WHAT YOU WILL DO: Repeat the entries that follow verbatim, without any of their pictures.

Collected data entries:
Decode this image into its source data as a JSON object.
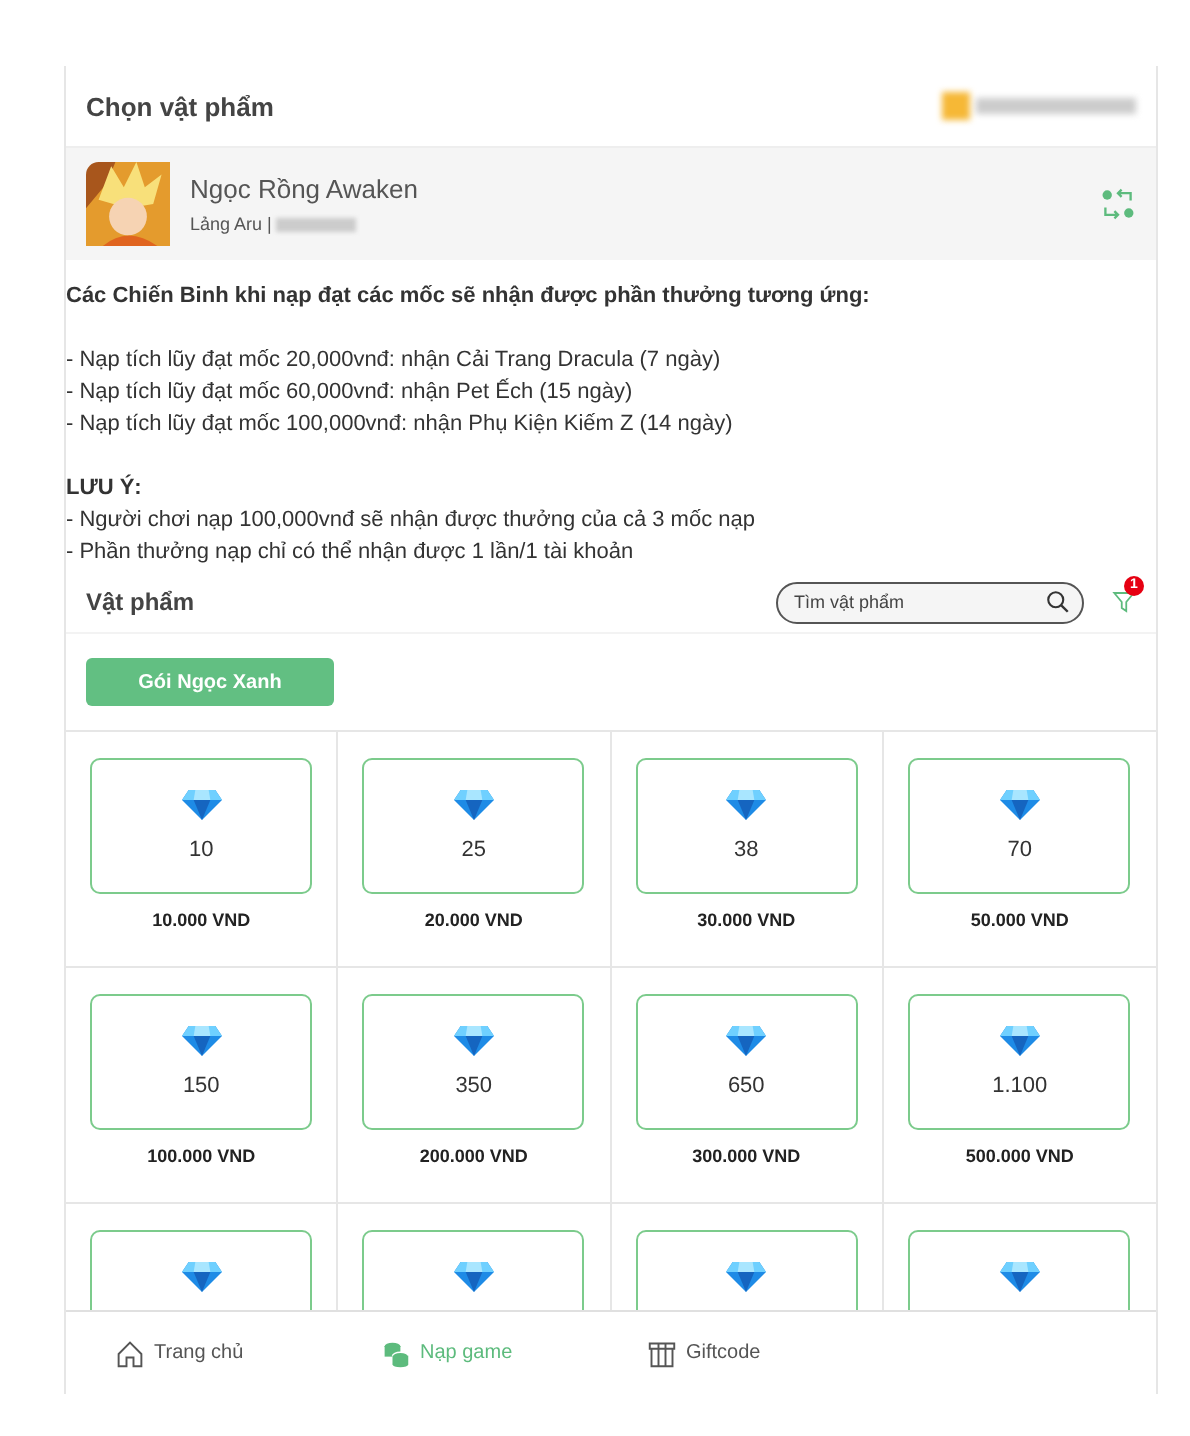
{
  "header": {
    "title": "Chọn vật phẩm"
  },
  "game": {
    "name": "Ngọc Rồng Awaken",
    "server": "Lảng Aru |"
  },
  "notice": {
    "heading": "Các Chiến Binh khi nạp đạt các mốc sẽ nhận được phần thưởng tương ứng:",
    "rewards": [
      "- Nạp tích lũy đạt mốc 20,000vnđ: nhận Cải Trang Dracula (7 ngày)",
      "- Nạp tích lũy đạt mốc 60,000vnđ: nhận Pet Ếch (15 ngày)",
      "- Nạp tích lũy đạt mốc 100,000vnđ: nhận Phụ Kiện Kiếm Z (14 ngày)"
    ],
    "note_heading": "LƯU Ý:",
    "notes": [
      "- Người chơi nạp 100,000vnđ sẽ nhận được thưởng của cả 3 mốc nạp",
      "- Phần thưởng nạp chỉ có thể nhận được 1 lần/1 tài khoản"
    ]
  },
  "items_section": {
    "title": "Vật phẩm",
    "search": {
      "placeholder": "Tìm vật phẩm"
    },
    "filter_badge": "1",
    "category_button": "Gói Ngọc Xanh"
  },
  "items": [
    {
      "kind": "full",
      "amount": "10",
      "price": "10.000 VND"
    },
    {
      "kind": "full",
      "amount": "25",
      "price": "20.000 VND"
    },
    {
      "kind": "full",
      "amount": "38",
      "price": "30.000 VND"
    },
    {
      "kind": "full",
      "amount": "70",
      "price": "50.000 VND"
    },
    {
      "kind": "full",
      "amount": "150",
      "price": "100.000 VND"
    },
    {
      "kind": "full",
      "amount": "350",
      "price": "200.000 VND"
    },
    {
      "kind": "full",
      "amount": "650",
      "price": "300.000 VND"
    },
    {
      "kind": "full",
      "amount": "1.100",
      "price": "500.000 VND"
    },
    {
      "kind": "partial"
    },
    {
      "kind": "partial"
    },
    {
      "kind": "partial"
    },
    {
      "kind": "partial"
    }
  ],
  "nav": [
    {
      "label": "Trang chủ",
      "selected": false
    },
    {
      "label": "Nạp game",
      "selected": true
    },
    {
      "label": "Giftcode",
      "selected": false
    }
  ]
}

RESPONSE TO THIS TASK:
Decode this image into its source data as a JSON object.
{
  "header": {
    "title": "Chọn vật phẩm"
  },
  "game": {
    "name": "Ngọc Rồng Awaken",
    "server": "Lảng Aru |"
  },
  "notice": {
    "heading": "Các Chiến Binh khi nạp đạt các mốc sẽ nhận được phần thưởng tương ứng:",
    "rewards": [
      "- Nạp tích lũy đạt mốc 20,000vnđ: nhận Cải Trang Dracula (7 ngày)",
      "- Nạp tích lũy đạt mốc 60,000vnđ: nhận Pet Ếch (15 ngày)",
      "- Nạp tích lũy đạt mốc 100,000vnđ: nhận Phụ Kiện Kiếm Z (14 ngày)"
    ],
    "note_heading": "LƯU Ý:",
    "notes": [
      "- Người chơi nạp 100,000vnđ sẽ nhận được thưởng của cả 3 mốc nạp",
      "- Phần thưởng nạp chỉ có thể nhận được 1 lần/1 tài khoản"
    ]
  },
  "items_section": {
    "title": "Vật phẩm",
    "search": {
      "placeholder": "Tìm vật phẩm"
    },
    "filter_badge": "1",
    "category_button": "Gói Ngọc Xanh"
  },
  "items": [
    {
      "kind": "full",
      "amount": "10",
      "price": "10.000 VND"
    },
    {
      "kind": "full",
      "amount": "25",
      "price": "20.000 VND"
    },
    {
      "kind": "full",
      "amount": "38",
      "price": "30.000 VND"
    },
    {
      "kind": "full",
      "amount": "70",
      "price": "50.000 VND"
    },
    {
      "kind": "full",
      "amount": "150",
      "price": "100.000 VND"
    },
    {
      "kind": "full",
      "amount": "350",
      "price": "200.000 VND"
    },
    {
      "kind": "full",
      "amount": "650",
      "price": "300.000 VND"
    },
    {
      "kind": "full",
      "amount": "1.100",
      "price": "500.000 VND"
    },
    {
      "kind": "partial"
    },
    {
      "kind": "partial"
    },
    {
      "kind": "partial"
    },
    {
      "kind": "partial"
    }
  ],
  "nav": [
    {
      "label": "Trang chủ",
      "selected": false
    },
    {
      "label": "Nạp game",
      "selected": true
    },
    {
      "label": "Giftcode",
      "selected": false
    }
  ]
}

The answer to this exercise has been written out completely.